__WHAT TO WORK ON__
Write out all of the records precisely. Skip anything that is a picture.

__MATERIALS PROVIDED__
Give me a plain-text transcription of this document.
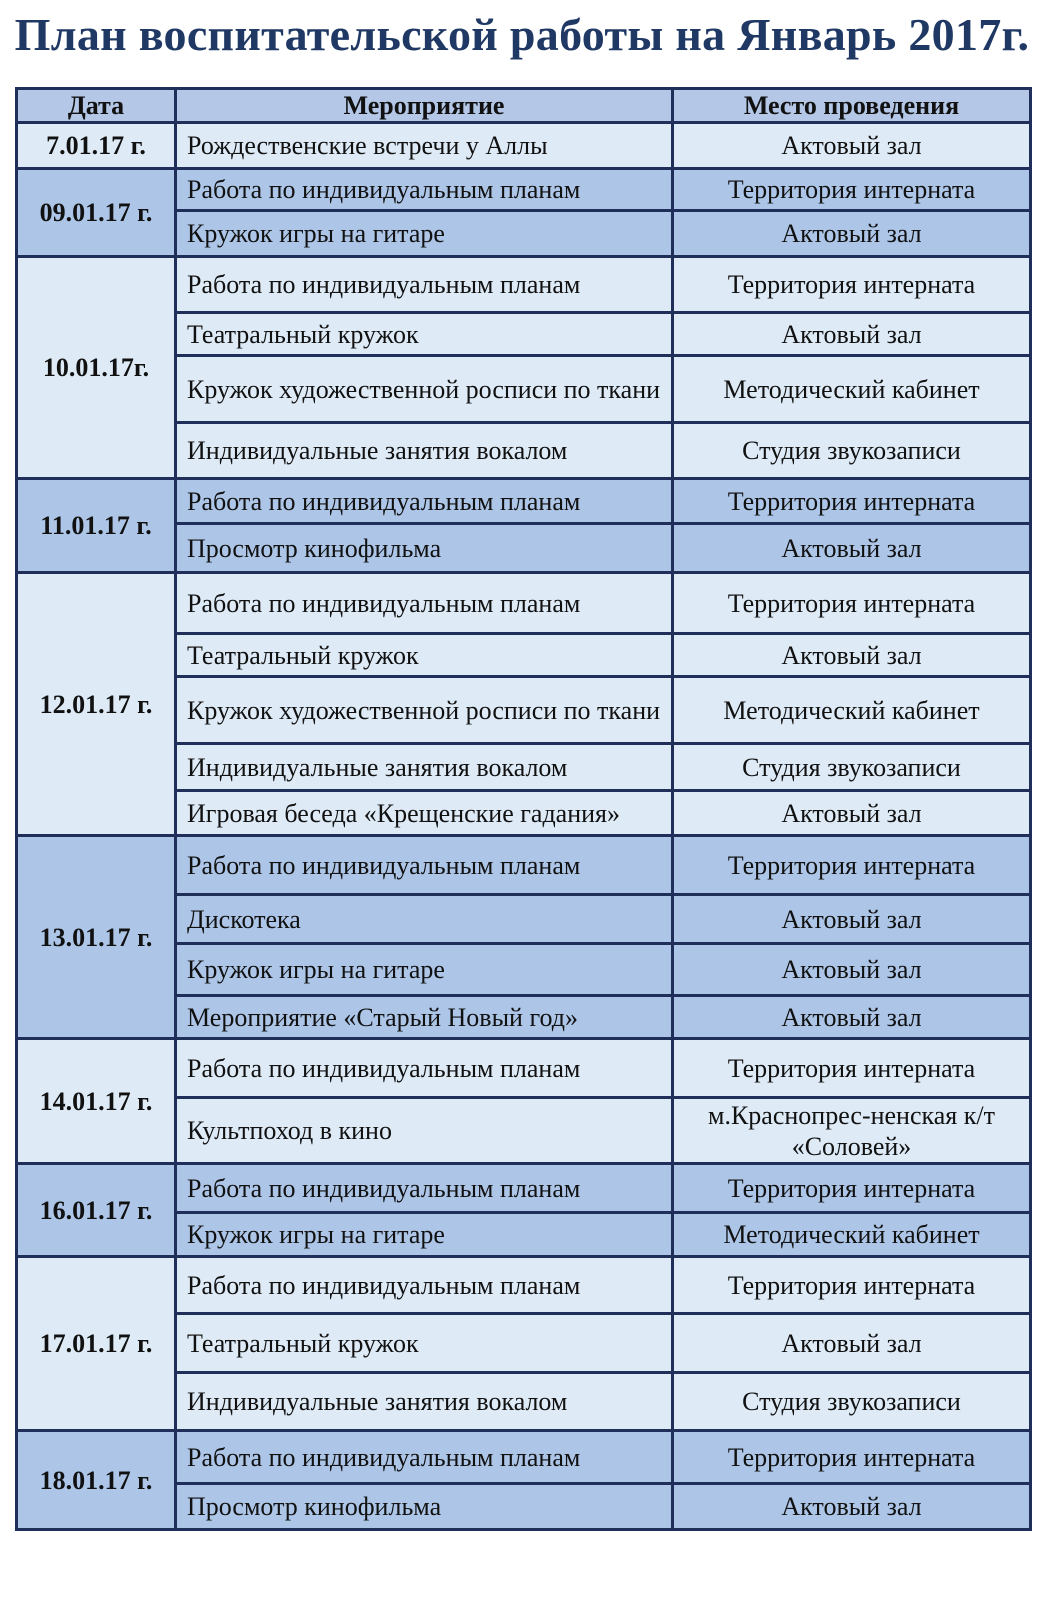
План воспитательской работы на Январь 2017г.
Дата	Мероприятие	Место проведения
7.01.17 г.	Рождественские встречи у Аллы	Актовый зал
09.01.17 г.	Работа по индивидуальным планам	Территория интерната
	Кружок игры на гитаре	Актовый зал
10.01.17г.	Работа по индивидуальным планам	Территория интерната
	Театральный кружок	Актовый зал
	Кружок художественной росписи по ткани	Методический кабинет
	Индивидуальные занятия вокалом	Студия звукозаписи
11.01.17 г.	Работа по индивидуальным планам	Территория интерната
	Просмотр кинофильма	Актовый зал
12.01.17 г.	Работа по индивидуальным планам	Территория интерната
	Театральный кружок	Актовый зал
	Кружок художественной росписи по ткани	Методический кабинет
	Индивидуальные занятия вокалом	Студия звукозаписи
	Игровая беседа «Крещенские гадания»	Актовый зал
13.01.17 г.	Работа по индивидуальным планам	Территория интерната
	Дискотека	Актовый зал
	Кружок игры на гитаре	Актовый зал
	Мероприятие «Старый Новый год»	Актовый зал
14.01.17 г.	Работа по индивидуальным планам	Территория интерната
	Культпоход в кино	м.Краснопрес-ненская к/т «Соловей»
16.01.17 г.	Работа по индивидуальным планам	Территория интерната
	Кружок игры на гитаре	Методический кабинет
17.01.17 г.	Работа по индивидуальным планам	Территория интерната
	Театральный кружок	Актовый зал
	Индивидуальные занятия вокалом	Студия звукозаписи
18.01.17 г.	Работа по индивидуальным планам	Территория интерната
	Просмотр кинофильма	Актовый зал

__SOLUTION__
Give me a plain-text transcription of this document.
План воспитательской работы на Январь 2017г.
Дата	Мероприятие	Место проведения
7.01.17 г.	Рождественские встречи у Аллы	Актовый зал
09.01.17 г.	Работа по индивидуальным планам	Территория интерната
	Кружок игры на гитаре	Актовый зал
10.01.17г.	Работа по индивидуальным планам	Территория интерната
	Театральный кружок	Актовый зал
	Кружок художественной росписи по ткани	Методический кабинет
	Индивидуальные занятия вокалом	Студия звукозаписи
11.01.17 г.	Работа по индивидуальным планам	Территория интерната
	Просмотр кинофильма	Актовый зал
12.01.17 г.	Работа по индивидуальным планам	Территория интерната
	Театральный кружок	Актовый зал
	Кружок художественной росписи по ткани	Методический кабинет
	Индивидуальные занятия вокалом	Студия звукозаписи
	Игровая беседа «Крещенские гадания»	Актовый зал
13.01.17 г.	Работа по индивидуальным планам	Территория интерната
	Дискотека	Актовый зал
	Кружок игры на гитаре	Актовый зал
	Мероприятие «Старый Новый год»	Актовый зал
14.01.17 г.	Работа по индивидуальным планам	Территория интерната
	Культпоход в кино	м.Краснопрес-ненская к/т «Соловей»
16.01.17 г.	Работа по индивидуальным планам	Территория интерната
	Кружок игры на гитаре	Методический кабинет
17.01.17 г.	Работа по индивидуальным планам	Территория интерната
	Театральный кружок	Актовый зал
	Индивидуальные занятия вокалом	Студия звукозаписи
18.01.17 г.	Работа по индивидуальным планам	Территория интерната
	Просмотр кинофильма	Актовый зал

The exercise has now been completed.